● EXERCISE: Below are the records; copy each line in them that holds the word "Rania".

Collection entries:
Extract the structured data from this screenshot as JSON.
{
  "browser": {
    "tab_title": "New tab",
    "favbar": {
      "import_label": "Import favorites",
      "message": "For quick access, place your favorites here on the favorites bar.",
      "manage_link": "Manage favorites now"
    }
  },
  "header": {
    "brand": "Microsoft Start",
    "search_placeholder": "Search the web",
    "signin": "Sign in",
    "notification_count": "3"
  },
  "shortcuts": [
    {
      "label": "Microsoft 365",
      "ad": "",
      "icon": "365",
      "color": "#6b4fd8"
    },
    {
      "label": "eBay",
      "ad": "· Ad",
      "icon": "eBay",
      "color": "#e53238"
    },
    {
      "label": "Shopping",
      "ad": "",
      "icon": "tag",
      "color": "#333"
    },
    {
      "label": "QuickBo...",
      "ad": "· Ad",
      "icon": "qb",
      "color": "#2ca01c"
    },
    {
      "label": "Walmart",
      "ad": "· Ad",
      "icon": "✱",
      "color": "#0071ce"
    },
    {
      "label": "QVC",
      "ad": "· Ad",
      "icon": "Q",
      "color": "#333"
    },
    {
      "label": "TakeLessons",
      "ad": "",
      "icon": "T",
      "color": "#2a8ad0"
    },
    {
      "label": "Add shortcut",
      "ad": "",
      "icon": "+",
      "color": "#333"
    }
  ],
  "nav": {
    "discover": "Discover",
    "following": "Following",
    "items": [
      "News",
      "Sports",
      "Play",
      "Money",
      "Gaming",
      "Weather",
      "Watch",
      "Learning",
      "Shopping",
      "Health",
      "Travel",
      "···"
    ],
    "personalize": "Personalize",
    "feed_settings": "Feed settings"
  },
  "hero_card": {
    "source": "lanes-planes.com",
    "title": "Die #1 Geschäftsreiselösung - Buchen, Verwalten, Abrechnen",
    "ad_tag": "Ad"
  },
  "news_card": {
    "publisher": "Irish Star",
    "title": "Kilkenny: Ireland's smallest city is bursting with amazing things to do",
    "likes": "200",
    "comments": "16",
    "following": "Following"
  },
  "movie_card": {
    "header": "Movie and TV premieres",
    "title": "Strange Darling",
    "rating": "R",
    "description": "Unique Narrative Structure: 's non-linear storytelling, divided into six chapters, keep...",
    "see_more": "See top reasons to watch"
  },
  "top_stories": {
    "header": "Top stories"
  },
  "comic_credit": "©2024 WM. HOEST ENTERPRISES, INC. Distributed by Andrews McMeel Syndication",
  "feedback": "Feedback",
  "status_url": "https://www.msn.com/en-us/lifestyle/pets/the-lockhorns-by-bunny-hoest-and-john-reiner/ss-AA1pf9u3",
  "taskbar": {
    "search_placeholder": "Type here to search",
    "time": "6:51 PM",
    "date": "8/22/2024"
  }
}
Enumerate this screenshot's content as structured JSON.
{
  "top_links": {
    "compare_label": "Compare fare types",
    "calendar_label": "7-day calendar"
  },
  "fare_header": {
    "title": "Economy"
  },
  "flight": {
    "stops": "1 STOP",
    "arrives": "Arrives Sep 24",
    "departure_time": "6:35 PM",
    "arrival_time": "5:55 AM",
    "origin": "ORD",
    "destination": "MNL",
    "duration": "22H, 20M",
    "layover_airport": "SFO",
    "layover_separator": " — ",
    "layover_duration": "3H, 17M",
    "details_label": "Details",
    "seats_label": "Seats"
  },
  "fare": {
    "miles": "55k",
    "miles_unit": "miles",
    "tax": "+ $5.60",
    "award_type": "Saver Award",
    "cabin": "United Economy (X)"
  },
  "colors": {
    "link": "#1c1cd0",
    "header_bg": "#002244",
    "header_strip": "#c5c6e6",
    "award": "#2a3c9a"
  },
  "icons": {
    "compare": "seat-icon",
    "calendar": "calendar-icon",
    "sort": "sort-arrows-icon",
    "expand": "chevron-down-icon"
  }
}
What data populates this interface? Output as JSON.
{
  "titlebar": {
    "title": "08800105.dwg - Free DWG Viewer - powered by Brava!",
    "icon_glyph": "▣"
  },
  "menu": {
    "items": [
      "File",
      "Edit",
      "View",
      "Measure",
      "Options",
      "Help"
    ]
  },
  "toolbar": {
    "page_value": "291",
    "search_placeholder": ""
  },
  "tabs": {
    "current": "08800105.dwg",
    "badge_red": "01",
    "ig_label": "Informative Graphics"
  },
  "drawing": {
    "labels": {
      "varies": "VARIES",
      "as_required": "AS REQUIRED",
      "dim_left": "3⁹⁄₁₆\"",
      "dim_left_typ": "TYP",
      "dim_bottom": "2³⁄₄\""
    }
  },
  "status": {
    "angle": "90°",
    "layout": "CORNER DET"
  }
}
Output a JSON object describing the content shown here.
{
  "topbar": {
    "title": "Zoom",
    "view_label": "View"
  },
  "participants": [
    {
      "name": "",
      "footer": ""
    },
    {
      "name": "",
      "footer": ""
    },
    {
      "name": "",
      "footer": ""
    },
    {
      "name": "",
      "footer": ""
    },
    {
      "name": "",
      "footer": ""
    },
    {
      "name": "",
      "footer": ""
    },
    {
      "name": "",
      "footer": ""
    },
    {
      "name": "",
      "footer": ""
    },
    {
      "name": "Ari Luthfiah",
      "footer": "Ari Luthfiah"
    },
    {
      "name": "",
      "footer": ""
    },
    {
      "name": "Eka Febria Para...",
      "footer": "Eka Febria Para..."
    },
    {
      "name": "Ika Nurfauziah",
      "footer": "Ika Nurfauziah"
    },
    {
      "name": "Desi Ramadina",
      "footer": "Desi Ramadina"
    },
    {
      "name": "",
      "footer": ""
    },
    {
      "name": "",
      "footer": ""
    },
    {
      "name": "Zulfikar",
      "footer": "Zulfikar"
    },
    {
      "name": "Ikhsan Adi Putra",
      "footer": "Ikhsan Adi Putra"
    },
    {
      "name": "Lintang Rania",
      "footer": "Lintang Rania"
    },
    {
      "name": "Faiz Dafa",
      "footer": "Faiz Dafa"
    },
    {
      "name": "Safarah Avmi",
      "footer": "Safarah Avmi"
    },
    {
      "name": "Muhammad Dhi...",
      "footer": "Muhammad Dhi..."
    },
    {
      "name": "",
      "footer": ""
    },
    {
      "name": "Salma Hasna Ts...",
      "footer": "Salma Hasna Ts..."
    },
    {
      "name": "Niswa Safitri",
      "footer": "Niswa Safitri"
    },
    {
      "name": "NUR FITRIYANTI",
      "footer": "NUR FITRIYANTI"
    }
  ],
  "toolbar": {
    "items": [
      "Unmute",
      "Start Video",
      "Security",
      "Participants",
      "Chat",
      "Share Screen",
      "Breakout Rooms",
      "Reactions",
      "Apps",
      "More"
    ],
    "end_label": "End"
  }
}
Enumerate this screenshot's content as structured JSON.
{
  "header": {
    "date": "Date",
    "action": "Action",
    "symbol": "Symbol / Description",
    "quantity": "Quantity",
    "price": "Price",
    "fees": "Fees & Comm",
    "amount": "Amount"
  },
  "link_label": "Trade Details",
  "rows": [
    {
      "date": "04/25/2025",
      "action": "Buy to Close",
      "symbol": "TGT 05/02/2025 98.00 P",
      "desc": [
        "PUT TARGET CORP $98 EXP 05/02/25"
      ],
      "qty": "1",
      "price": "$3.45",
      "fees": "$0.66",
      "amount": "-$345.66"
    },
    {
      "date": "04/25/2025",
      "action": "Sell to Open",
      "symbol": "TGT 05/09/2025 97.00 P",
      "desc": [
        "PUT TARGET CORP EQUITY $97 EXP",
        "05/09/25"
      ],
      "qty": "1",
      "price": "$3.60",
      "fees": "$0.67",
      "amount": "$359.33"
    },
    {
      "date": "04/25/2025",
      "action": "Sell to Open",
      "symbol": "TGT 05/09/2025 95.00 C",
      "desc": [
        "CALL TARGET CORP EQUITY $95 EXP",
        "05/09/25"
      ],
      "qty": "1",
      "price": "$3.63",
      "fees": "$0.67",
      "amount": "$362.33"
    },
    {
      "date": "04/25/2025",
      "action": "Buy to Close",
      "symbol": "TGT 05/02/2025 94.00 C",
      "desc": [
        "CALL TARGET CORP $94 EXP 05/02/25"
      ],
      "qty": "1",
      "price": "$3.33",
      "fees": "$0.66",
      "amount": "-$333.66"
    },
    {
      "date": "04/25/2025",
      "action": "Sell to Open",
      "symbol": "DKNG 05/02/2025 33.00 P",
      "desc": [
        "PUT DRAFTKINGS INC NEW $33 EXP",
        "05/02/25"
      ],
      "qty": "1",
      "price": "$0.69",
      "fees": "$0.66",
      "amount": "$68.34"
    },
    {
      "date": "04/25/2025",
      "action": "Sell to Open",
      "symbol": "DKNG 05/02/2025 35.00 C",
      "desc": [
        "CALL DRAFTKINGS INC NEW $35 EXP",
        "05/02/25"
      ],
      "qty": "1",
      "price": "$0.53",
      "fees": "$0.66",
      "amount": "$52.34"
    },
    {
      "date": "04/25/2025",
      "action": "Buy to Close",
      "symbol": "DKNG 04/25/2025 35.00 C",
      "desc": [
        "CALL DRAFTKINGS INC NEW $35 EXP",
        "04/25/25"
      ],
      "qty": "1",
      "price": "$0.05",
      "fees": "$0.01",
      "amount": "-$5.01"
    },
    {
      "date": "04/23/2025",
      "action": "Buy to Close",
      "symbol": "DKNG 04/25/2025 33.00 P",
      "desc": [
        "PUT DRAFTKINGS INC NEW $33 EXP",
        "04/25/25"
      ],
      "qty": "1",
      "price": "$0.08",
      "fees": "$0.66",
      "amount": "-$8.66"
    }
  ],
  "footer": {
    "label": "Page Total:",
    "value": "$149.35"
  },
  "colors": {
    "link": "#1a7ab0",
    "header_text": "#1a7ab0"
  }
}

● OUTPUT:
      "name": "Lintang Rania",
      "footer": "Lintang Rania"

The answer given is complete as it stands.